Copy out all the lines where "essz" shows up.

── LISTED ENTRIES

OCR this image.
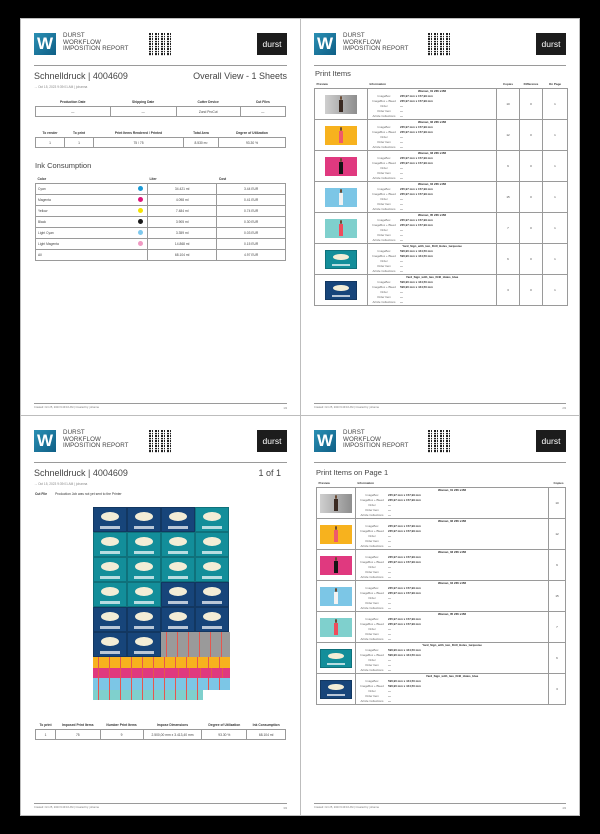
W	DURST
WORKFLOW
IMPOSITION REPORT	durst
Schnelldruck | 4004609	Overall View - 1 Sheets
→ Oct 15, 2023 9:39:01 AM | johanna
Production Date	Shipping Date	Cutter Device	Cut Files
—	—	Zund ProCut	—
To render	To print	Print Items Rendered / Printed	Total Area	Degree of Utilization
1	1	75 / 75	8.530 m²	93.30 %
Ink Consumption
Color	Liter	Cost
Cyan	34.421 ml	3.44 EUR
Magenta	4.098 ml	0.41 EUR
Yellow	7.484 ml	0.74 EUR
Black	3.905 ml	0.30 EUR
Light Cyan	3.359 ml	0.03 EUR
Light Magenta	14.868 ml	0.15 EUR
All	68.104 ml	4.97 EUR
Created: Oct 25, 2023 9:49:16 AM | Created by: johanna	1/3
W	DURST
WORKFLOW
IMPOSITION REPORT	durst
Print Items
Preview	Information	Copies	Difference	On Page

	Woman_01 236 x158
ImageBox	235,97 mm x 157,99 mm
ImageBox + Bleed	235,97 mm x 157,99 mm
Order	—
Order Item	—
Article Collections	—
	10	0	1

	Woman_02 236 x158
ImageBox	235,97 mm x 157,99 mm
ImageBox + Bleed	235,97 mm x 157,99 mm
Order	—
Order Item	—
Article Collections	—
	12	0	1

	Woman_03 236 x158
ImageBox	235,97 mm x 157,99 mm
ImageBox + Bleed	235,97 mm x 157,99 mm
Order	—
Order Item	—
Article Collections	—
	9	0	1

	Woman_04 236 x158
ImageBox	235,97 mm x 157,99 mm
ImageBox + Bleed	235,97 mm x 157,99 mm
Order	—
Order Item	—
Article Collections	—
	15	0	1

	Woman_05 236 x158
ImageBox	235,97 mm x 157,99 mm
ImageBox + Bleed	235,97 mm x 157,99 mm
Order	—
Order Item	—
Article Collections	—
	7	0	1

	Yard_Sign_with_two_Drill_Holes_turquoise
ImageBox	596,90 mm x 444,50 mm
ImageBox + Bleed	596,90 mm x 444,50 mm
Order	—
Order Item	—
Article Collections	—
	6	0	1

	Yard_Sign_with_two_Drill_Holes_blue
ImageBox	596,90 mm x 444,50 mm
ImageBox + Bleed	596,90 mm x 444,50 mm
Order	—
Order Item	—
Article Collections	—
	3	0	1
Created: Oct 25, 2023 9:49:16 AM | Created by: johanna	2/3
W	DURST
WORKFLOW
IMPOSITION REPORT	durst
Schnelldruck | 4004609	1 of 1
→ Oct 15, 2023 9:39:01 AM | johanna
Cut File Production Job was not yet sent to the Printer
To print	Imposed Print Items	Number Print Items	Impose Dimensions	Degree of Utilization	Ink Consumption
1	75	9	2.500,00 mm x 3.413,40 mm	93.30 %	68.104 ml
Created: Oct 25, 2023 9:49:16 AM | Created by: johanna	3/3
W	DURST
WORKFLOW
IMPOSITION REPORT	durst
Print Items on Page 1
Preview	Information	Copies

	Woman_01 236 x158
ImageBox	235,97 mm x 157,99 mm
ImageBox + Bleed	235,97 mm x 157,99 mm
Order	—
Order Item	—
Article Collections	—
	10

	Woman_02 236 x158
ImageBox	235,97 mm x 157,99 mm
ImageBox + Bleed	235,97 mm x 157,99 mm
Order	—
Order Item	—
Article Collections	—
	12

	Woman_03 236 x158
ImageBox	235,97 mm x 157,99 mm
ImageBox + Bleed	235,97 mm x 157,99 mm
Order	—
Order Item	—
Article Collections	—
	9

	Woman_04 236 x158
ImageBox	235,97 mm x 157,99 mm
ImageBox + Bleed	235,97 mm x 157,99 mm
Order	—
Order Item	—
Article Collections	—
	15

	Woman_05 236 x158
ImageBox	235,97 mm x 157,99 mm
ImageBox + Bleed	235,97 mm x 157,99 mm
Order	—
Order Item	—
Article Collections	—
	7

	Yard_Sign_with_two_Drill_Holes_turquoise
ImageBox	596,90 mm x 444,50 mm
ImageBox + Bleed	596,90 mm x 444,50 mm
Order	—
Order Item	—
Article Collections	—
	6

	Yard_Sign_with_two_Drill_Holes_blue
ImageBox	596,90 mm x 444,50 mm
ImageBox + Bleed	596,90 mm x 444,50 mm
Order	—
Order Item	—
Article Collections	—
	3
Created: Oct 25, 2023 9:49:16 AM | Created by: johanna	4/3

────
── LISTED ENTRIES

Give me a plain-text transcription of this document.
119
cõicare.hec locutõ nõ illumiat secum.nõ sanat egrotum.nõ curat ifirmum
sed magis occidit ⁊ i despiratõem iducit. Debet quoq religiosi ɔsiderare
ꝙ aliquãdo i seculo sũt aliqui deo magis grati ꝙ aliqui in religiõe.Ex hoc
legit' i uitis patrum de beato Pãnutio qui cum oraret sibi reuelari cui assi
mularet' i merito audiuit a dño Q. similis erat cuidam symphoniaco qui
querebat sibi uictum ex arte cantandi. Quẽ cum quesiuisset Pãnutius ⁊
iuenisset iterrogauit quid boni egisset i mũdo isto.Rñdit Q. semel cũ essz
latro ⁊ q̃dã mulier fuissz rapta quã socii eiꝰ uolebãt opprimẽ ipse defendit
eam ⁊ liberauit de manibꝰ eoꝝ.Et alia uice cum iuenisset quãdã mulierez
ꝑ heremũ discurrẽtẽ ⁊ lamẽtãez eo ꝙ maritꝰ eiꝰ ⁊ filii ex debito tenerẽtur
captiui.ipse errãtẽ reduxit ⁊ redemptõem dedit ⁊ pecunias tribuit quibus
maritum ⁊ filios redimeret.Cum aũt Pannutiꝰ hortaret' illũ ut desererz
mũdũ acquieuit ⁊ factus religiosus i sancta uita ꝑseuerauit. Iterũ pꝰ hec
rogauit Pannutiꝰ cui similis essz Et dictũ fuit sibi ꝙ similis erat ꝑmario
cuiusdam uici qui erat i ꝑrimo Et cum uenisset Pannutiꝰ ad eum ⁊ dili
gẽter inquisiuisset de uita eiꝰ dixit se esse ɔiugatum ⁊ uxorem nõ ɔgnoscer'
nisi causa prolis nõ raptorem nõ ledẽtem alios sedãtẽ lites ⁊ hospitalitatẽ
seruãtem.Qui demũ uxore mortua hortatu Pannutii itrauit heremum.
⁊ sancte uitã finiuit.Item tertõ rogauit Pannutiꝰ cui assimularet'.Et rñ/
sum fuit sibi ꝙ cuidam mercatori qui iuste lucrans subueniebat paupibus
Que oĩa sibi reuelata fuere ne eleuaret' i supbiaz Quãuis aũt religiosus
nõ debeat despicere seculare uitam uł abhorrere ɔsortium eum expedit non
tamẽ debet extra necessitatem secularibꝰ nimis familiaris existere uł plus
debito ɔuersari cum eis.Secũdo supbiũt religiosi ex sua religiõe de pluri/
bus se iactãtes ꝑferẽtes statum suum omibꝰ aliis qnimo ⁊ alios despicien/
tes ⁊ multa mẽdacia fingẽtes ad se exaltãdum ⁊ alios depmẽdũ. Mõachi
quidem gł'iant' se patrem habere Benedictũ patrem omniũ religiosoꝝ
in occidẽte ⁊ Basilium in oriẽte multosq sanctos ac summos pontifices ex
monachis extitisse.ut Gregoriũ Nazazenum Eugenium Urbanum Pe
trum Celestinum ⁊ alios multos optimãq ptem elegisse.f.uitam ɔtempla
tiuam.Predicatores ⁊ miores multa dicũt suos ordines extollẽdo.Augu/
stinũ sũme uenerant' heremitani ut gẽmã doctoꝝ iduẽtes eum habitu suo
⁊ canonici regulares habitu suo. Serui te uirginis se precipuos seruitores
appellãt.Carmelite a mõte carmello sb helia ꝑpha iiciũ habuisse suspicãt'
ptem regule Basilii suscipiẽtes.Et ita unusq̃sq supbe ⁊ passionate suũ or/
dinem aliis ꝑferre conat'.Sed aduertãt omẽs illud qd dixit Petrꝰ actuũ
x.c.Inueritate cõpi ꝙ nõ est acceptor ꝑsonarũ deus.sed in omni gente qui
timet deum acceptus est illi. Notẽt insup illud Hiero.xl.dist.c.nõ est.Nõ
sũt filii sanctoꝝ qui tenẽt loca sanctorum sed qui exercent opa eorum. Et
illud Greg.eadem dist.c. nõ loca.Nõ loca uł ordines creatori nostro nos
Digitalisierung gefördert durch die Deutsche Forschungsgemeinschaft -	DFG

────
── LISTED ENTRIES

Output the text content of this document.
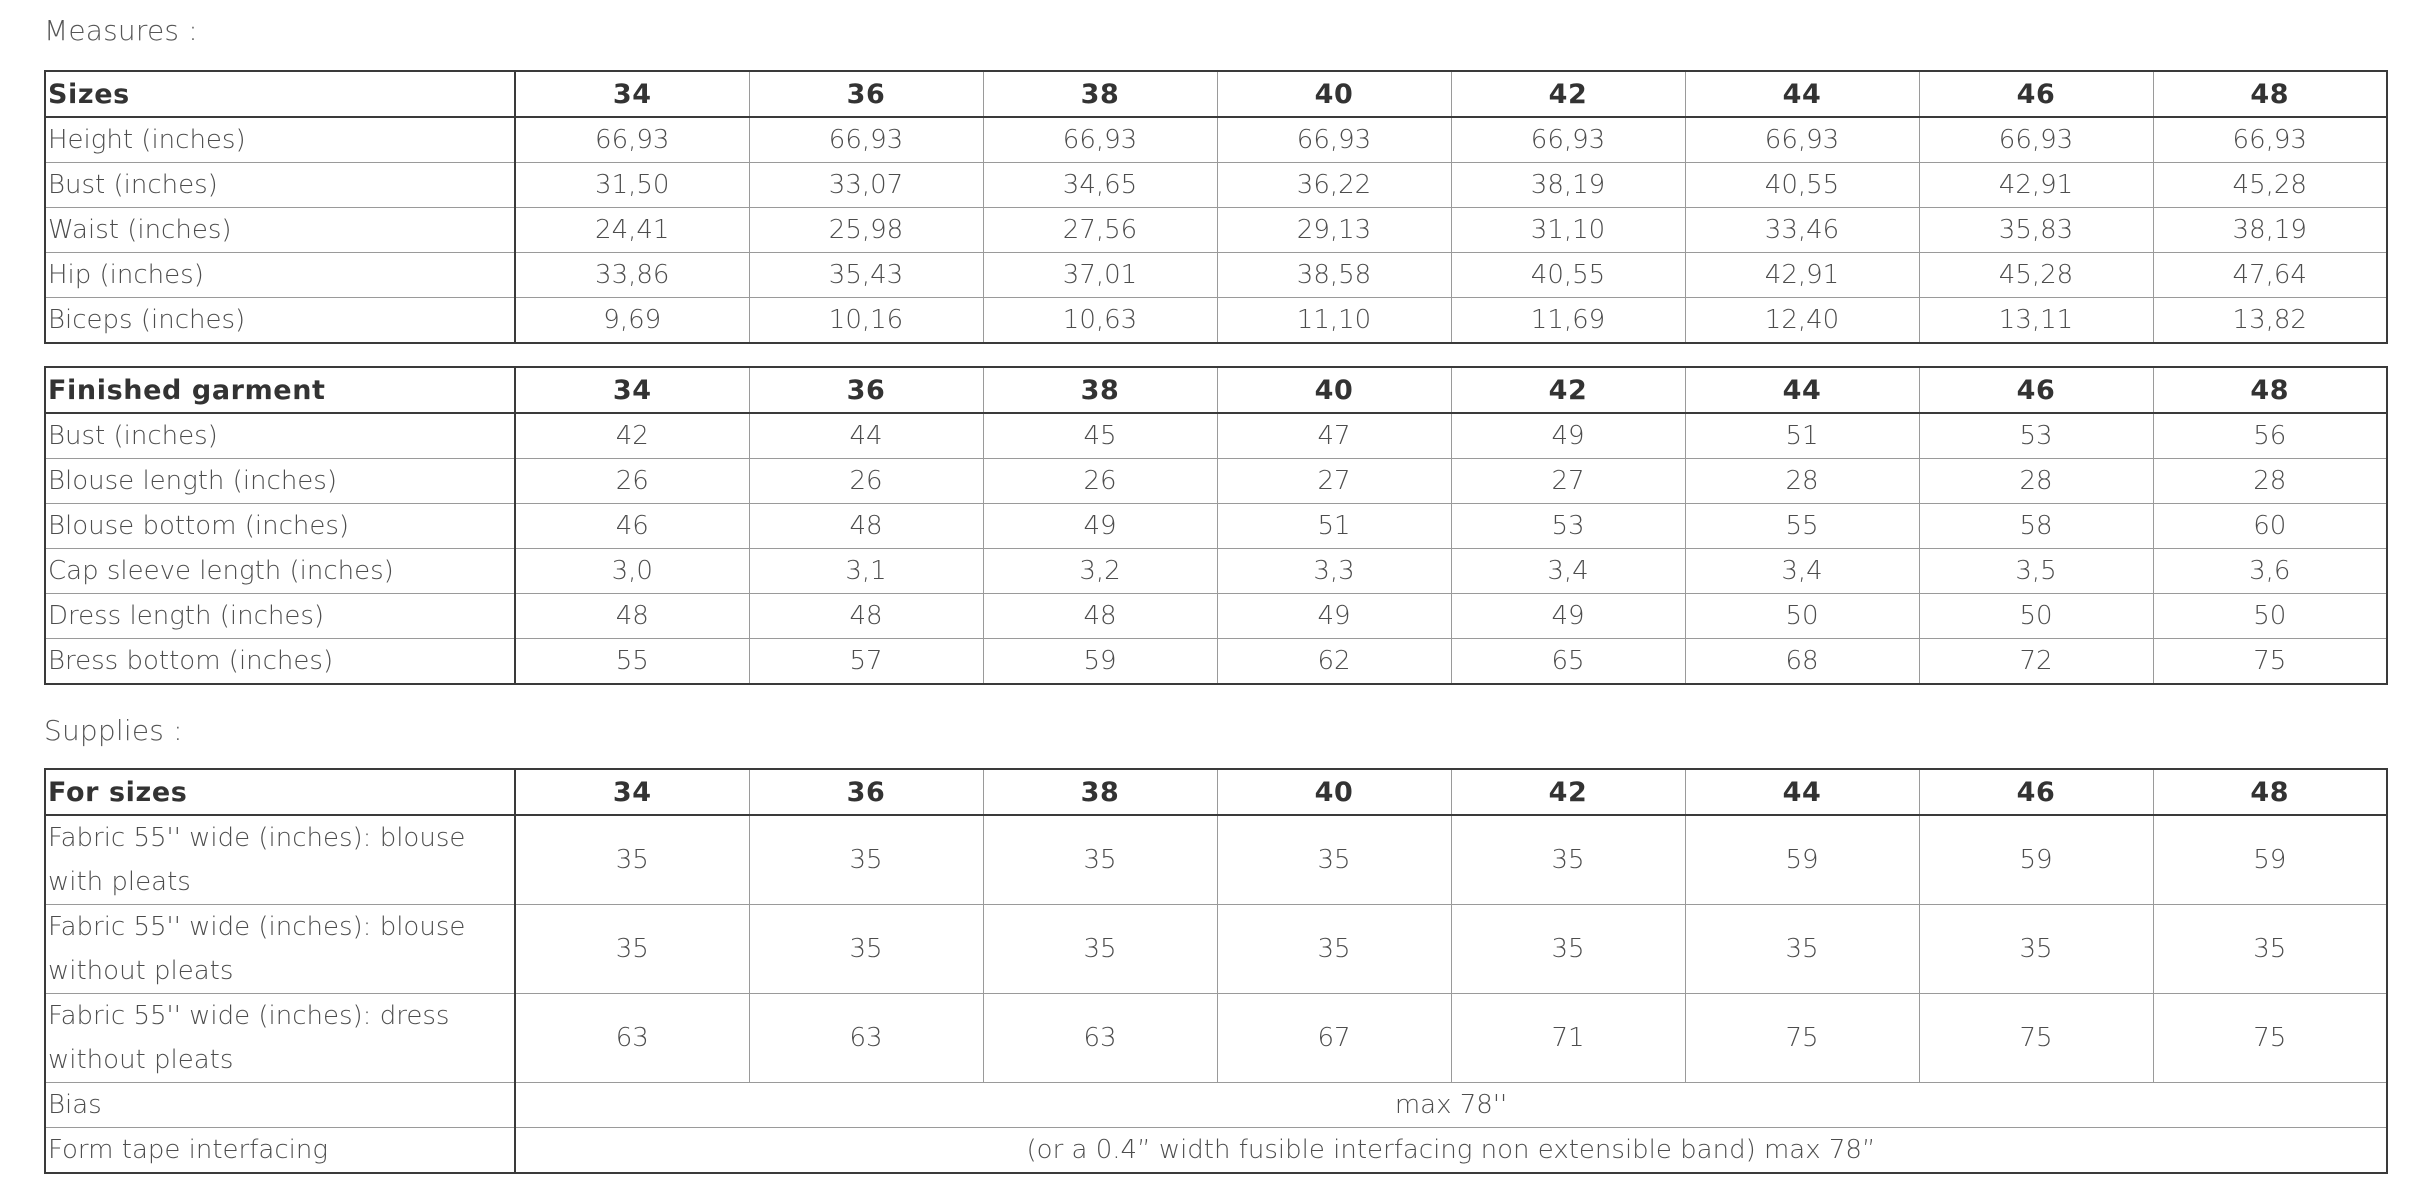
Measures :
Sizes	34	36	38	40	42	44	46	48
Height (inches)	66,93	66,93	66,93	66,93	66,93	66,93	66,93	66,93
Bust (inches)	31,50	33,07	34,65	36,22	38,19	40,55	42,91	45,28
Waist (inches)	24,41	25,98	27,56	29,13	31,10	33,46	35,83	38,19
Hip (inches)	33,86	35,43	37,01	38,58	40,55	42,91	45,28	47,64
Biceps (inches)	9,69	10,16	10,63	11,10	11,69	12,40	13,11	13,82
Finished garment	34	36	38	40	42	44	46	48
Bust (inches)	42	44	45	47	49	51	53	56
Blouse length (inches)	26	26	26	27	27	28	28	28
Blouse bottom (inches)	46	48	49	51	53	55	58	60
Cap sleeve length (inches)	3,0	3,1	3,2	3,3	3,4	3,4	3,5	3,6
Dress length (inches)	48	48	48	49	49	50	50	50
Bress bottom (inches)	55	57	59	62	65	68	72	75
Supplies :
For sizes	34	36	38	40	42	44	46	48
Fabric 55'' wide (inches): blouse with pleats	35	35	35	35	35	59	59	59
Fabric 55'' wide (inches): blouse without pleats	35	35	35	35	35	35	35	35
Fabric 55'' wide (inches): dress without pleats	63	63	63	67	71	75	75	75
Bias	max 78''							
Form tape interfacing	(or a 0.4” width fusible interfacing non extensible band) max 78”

────

*EXERCISE RESPONSE*
iuenisset iterrogauit quid boni egisset i mũdo isto.Rñdit Q. semel cũ essz
rogauit Pannutiꝰ cui similis essz Et dictũ fuit sibi ꝙ similis erat ꝑmario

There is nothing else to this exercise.